Aim: Work out how many lines in the data hold the word "jarayonida", and reply with that number only.

## start Listed entries

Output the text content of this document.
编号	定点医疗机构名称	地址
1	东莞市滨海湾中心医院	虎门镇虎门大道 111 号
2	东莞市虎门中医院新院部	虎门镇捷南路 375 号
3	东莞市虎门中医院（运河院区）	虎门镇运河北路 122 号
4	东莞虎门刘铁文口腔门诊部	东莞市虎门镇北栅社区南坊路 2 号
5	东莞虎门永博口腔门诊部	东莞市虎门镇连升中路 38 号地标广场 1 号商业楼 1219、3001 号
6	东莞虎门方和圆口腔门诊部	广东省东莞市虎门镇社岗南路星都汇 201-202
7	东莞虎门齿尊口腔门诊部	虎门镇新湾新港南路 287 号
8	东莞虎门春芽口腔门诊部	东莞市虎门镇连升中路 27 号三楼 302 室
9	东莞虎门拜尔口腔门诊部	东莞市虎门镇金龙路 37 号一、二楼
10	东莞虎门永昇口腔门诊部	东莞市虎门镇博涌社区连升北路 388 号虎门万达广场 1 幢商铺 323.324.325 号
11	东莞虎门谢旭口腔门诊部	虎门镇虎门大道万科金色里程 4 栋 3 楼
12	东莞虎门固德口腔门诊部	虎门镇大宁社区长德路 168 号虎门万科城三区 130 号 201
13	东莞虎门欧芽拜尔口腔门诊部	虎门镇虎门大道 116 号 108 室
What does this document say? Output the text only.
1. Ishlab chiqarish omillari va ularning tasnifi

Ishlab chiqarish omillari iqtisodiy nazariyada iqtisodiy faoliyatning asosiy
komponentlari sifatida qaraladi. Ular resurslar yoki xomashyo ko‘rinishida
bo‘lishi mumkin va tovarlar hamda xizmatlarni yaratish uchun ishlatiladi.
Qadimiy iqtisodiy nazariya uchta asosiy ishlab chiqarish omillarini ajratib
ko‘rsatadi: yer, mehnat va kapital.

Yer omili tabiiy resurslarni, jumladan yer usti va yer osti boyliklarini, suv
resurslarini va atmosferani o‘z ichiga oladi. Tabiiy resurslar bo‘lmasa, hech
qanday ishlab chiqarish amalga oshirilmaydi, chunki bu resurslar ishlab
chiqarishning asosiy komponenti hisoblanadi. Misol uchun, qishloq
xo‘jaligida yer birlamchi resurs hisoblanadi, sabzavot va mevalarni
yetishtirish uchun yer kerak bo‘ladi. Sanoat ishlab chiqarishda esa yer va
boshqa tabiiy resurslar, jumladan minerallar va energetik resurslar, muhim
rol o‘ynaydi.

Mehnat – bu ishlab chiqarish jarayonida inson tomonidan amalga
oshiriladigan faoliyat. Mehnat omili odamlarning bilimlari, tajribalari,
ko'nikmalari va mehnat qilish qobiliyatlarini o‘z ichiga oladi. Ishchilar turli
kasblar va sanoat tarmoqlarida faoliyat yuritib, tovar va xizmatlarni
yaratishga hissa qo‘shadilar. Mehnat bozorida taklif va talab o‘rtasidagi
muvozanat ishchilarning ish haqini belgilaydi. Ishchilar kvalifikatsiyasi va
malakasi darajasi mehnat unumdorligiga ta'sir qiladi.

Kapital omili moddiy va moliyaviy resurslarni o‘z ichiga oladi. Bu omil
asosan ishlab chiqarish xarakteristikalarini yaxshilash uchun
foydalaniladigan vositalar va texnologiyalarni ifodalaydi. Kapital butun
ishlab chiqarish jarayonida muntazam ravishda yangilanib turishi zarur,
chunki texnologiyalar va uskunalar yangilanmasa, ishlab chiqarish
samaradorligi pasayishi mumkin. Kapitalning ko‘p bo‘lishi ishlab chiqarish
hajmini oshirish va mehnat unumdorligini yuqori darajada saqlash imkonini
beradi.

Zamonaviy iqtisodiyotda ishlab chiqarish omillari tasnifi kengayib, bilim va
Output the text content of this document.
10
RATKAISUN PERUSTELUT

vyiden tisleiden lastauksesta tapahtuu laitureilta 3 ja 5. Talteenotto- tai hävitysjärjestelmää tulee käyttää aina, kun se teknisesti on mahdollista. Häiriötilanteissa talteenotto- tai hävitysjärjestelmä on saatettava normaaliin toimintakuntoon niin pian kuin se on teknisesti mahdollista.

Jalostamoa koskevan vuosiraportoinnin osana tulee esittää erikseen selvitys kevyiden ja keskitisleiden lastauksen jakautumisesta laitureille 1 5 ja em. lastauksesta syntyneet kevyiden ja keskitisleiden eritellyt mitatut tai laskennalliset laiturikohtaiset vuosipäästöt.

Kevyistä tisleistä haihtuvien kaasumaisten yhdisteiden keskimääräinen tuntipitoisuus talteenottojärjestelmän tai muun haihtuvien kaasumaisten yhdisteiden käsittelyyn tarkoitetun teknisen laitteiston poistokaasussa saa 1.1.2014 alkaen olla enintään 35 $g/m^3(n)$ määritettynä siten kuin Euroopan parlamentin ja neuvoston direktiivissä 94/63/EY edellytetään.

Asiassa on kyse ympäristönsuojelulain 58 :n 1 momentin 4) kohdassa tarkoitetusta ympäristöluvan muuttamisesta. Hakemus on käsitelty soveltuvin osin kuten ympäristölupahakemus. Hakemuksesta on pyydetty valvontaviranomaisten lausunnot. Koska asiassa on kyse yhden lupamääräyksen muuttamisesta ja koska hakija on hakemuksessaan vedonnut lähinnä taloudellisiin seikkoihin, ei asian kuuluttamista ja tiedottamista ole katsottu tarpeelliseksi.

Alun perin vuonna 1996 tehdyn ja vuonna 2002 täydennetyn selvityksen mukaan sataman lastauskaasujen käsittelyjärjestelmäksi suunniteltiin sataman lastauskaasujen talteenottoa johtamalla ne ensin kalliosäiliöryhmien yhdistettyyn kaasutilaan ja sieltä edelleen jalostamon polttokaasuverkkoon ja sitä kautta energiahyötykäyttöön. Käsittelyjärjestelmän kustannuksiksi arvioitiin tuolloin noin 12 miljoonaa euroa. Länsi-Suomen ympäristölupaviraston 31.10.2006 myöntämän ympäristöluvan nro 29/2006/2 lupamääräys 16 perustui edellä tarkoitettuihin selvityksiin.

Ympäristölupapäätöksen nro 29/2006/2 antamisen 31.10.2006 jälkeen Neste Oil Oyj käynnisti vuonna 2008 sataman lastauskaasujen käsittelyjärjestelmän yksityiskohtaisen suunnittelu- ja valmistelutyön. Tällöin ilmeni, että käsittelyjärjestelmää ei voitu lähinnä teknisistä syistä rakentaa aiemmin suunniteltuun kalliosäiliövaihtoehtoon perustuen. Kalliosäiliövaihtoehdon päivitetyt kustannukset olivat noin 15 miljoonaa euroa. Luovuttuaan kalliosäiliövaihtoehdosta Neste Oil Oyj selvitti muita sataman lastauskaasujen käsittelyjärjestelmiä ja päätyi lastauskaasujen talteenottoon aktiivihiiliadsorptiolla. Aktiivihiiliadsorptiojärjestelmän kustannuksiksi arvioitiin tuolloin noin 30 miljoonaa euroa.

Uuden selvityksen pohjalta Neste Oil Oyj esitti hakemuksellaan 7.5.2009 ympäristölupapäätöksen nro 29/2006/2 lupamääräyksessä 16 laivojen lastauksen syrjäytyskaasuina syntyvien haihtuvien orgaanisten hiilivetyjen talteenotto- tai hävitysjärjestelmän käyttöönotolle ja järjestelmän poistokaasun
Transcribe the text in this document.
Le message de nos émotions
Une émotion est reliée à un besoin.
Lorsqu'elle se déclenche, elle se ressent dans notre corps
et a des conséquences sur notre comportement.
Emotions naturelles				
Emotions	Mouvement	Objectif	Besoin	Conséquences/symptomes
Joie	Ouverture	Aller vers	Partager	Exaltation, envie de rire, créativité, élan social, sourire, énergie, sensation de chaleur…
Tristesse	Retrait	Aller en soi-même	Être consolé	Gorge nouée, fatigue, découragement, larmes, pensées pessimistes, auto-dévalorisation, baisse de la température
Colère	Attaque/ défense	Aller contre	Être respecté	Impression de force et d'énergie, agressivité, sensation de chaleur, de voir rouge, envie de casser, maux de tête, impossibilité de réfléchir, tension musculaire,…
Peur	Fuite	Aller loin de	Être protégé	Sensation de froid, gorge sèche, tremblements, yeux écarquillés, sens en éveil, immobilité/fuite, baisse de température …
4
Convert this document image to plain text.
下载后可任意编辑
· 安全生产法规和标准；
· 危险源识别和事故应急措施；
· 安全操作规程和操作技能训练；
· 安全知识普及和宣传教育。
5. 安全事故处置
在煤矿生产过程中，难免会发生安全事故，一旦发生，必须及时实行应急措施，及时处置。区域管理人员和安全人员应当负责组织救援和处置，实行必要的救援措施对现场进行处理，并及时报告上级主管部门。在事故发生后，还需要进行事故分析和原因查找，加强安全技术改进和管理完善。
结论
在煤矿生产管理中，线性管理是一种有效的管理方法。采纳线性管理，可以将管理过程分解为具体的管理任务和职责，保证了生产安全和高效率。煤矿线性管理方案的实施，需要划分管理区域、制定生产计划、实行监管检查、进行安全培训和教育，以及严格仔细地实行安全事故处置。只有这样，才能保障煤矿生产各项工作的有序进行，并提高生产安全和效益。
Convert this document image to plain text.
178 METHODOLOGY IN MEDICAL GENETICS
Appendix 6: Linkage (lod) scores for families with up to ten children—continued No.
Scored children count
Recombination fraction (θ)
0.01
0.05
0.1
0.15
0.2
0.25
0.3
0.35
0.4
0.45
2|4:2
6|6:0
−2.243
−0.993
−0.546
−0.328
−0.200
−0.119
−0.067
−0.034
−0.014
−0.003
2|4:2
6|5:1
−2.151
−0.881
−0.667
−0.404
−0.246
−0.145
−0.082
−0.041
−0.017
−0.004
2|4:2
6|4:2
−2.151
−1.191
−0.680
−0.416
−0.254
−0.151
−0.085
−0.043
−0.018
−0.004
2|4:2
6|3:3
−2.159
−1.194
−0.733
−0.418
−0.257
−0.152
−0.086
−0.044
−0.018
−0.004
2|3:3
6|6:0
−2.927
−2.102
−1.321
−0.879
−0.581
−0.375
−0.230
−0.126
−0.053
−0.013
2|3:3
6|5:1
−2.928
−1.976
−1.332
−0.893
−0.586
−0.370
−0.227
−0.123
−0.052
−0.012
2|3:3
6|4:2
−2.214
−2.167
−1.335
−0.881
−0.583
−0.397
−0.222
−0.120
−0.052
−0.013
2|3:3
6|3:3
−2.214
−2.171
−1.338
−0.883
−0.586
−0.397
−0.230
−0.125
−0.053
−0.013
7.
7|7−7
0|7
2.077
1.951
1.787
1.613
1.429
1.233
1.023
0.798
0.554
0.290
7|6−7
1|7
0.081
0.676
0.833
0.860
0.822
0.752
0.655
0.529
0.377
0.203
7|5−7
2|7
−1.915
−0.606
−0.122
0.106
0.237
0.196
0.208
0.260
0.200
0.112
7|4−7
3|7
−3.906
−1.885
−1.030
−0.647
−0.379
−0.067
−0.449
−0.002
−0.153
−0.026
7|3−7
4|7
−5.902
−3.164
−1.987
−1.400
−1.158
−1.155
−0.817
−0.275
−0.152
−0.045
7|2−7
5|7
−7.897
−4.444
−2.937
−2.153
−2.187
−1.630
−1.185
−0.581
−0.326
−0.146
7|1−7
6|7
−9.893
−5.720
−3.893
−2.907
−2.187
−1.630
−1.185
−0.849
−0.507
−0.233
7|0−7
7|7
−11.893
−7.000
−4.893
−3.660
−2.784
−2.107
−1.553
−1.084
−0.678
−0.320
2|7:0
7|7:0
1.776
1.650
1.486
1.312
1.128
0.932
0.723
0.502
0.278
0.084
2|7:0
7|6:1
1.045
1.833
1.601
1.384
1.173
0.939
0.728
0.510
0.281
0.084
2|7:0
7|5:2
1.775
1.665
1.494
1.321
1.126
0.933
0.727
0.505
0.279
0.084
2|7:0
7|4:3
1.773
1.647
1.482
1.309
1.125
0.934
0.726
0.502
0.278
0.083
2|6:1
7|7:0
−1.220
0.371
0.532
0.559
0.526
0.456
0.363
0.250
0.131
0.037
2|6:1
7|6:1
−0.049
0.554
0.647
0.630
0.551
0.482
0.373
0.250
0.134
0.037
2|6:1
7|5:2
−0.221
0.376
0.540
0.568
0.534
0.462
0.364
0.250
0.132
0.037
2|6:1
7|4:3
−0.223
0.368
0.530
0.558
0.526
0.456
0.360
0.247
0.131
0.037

## end Listed entries

The completed task: 2